● **Records shown**:

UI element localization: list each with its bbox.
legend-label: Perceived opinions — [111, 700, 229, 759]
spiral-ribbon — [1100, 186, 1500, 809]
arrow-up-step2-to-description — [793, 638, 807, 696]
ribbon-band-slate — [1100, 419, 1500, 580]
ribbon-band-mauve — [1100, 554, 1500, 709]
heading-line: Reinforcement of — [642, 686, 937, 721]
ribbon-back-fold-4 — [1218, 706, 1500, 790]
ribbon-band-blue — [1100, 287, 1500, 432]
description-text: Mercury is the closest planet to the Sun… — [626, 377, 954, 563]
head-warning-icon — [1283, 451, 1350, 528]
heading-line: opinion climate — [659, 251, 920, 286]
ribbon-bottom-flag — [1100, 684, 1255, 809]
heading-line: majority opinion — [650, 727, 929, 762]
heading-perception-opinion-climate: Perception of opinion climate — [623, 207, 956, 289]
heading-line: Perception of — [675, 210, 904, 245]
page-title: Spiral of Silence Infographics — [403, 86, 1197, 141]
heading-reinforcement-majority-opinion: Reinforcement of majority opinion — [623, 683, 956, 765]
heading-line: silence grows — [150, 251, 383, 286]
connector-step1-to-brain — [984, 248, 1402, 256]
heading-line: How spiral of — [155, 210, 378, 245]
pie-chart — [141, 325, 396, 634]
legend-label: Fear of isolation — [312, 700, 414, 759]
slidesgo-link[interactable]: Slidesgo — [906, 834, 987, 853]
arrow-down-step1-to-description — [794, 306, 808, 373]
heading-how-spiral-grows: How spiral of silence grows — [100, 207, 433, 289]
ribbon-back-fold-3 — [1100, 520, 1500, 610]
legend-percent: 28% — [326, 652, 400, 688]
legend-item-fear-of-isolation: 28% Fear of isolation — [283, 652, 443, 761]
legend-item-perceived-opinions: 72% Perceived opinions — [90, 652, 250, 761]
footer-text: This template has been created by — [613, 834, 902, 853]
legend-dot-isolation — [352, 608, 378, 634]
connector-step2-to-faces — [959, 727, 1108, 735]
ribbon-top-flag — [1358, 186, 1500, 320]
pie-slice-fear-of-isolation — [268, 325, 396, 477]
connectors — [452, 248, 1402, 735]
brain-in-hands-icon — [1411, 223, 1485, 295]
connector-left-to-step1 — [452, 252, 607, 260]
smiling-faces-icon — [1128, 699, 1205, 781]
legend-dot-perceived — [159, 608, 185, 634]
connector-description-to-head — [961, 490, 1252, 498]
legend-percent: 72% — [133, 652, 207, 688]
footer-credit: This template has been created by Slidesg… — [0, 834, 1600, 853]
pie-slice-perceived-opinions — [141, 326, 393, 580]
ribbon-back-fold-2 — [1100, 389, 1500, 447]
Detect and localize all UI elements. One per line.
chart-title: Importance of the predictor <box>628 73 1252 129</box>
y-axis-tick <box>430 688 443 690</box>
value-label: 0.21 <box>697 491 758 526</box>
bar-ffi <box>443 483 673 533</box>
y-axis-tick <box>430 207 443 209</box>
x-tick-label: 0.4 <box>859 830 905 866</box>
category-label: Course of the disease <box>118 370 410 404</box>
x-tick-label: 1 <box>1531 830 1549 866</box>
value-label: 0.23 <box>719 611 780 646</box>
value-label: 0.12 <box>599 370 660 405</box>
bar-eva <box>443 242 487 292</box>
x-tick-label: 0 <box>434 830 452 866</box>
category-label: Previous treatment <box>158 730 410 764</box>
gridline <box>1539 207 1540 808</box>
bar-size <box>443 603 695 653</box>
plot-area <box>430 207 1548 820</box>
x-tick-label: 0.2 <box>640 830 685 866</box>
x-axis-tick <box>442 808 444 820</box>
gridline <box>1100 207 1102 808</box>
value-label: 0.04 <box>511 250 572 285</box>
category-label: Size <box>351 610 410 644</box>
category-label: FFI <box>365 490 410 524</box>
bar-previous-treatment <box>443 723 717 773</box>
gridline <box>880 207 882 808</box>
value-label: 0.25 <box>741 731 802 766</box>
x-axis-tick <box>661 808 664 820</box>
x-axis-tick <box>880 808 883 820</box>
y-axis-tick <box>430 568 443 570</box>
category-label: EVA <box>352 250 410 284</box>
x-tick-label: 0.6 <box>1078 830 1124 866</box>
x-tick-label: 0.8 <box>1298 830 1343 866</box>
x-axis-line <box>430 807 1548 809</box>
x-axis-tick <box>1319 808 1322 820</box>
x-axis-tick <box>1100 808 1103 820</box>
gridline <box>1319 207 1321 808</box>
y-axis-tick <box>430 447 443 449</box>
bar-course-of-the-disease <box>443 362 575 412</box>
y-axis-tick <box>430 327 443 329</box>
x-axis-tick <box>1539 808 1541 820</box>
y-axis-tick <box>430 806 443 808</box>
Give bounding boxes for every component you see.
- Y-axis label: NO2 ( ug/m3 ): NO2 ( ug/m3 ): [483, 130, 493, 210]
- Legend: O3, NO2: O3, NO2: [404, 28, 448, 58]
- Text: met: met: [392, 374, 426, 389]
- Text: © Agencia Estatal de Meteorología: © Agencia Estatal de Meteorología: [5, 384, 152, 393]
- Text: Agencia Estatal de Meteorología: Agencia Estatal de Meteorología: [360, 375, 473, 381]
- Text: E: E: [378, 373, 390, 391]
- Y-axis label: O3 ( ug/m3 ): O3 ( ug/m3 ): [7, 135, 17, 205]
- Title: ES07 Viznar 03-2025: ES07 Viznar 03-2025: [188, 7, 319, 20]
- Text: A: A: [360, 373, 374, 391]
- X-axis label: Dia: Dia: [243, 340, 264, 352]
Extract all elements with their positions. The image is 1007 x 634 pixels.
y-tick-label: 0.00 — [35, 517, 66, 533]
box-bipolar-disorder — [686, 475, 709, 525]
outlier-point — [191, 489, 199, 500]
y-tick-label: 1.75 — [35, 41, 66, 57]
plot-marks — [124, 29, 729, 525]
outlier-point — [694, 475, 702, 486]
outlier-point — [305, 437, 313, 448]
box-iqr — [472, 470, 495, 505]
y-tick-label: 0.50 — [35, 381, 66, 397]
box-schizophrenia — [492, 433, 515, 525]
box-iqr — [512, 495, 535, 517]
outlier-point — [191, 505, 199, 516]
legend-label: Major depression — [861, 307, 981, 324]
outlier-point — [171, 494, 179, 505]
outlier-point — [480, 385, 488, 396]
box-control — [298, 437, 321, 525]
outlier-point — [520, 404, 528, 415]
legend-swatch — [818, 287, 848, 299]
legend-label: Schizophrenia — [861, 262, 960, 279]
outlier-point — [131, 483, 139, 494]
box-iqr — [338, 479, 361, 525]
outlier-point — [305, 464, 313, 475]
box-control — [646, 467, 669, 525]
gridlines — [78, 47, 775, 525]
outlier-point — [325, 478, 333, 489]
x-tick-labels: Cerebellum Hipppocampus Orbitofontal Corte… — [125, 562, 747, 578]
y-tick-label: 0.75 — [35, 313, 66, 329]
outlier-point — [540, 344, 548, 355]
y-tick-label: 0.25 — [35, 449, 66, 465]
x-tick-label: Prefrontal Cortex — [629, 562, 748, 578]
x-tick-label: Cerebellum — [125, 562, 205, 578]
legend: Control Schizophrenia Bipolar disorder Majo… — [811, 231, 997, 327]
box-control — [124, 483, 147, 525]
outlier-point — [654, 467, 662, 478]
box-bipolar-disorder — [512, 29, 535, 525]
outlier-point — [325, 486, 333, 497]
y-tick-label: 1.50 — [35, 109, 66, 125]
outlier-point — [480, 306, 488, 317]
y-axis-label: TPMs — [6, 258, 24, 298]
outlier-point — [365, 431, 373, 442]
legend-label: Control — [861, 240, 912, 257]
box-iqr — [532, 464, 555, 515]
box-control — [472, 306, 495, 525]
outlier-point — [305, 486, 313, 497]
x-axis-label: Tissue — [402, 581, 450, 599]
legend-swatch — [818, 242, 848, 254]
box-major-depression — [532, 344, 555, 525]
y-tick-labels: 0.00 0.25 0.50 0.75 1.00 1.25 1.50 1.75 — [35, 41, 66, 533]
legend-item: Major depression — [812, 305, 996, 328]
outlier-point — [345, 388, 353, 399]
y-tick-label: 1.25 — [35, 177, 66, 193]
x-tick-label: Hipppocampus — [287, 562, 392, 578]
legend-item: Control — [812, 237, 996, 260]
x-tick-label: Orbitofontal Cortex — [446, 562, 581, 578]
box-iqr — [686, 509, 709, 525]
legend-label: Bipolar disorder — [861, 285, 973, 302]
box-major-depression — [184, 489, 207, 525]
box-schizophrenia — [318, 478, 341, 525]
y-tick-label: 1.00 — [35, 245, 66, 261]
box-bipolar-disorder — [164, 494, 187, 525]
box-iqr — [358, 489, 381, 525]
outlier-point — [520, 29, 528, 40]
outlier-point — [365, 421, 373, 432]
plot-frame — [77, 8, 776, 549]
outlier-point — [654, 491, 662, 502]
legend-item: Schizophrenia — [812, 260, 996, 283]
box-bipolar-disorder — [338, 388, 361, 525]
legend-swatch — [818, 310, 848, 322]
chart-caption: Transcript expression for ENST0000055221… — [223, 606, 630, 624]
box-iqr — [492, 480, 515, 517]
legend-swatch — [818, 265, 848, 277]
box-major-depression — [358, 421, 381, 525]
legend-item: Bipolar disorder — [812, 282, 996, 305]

● **Instructions for the task**:
Copy the stretch of the data from its first line through the line containing "connector-description-to-head — [961, 490, 1252, 498]", keeping every line unchanged.

● **Solution for this exercise**:
UI element localization: list each with its bbox.
legend-label: Perceived opinions — [111, 700, 229, 759]
spiral-ribbon — [1100, 186, 1500, 809]
arrow-up-step2-to-description — [793, 638, 807, 696]
ribbon-band-slate — [1100, 419, 1500, 580]
ribbon-band-mauve — [1100, 554, 1500, 709]
heading-line: Reinforcement of — [642, 686, 937, 721]
ribbon-back-fold-4 — [1218, 706, 1500, 790]
ribbon-band-blue — [1100, 287, 1500, 432]
description-text: Mercury is the closest planet to the Sun… — [626, 377, 954, 563]
head-warning-icon — [1283, 451, 1350, 528]
heading-line: opinion climate — [659, 251, 920, 286]
ribbon-bottom-flag — [1100, 684, 1255, 809]
heading-line: majority opinion — [650, 727, 929, 762]
heading-perception-opinion-climate: Perception of opinion climate — [623, 207, 956, 289]
heading-line: Perception of — [675, 210, 904, 245]
page-title: Spiral of Silence Infographics — [403, 86, 1197, 141]
heading-reinforcement-majority-opinion: Reinforcement of majority opinion — [623, 683, 956, 765]
heading-line: silence grows — [150, 251, 383, 286]
connector-step1-to-brain — [984, 248, 1402, 256]
heading-line: How spiral of — [155, 210, 378, 245]
pie-chart — [141, 325, 396, 634]
legend-label: Fear of isolation — [312, 700, 414, 759]
slidesgo-link[interactable]: Slidesgo — [906, 834, 987, 853]
arrow-down-step1-to-description — [794, 306, 808, 373]
heading-how-spiral-grows: How spiral of silence grows — [100, 207, 433, 289]
ribbon-back-fold-3 — [1100, 520, 1500, 610]
legend-percent: 28% — [326, 652, 400, 688]
legend-item-fear-of-isolation: 28% Fear of isolation — [283, 652, 443, 761]
legend-item-perceived-opinions: 72% Perceived opinions — [90, 652, 250, 761]
footer-text: This template has been created by — [613, 834, 902, 853]
legend-dot-isolation — [352, 608, 378, 634]
connector-step2-to-faces — [959, 727, 1108, 735]
ribbon-top-flag — [1358, 186, 1500, 320]
pie-slice-fear-of-isolation — [268, 325, 396, 477]
connectors — [452, 248, 1402, 735]
brain-in-hands-icon — [1411, 223, 1485, 295]
connector-left-to-step1 — [452, 252, 607, 260]
smiling-faces-icon — [1128, 699, 1205, 781]
legend-dot-perceived — [159, 608, 185, 634]
connector-description-to-head — [961, 490, 1252, 498]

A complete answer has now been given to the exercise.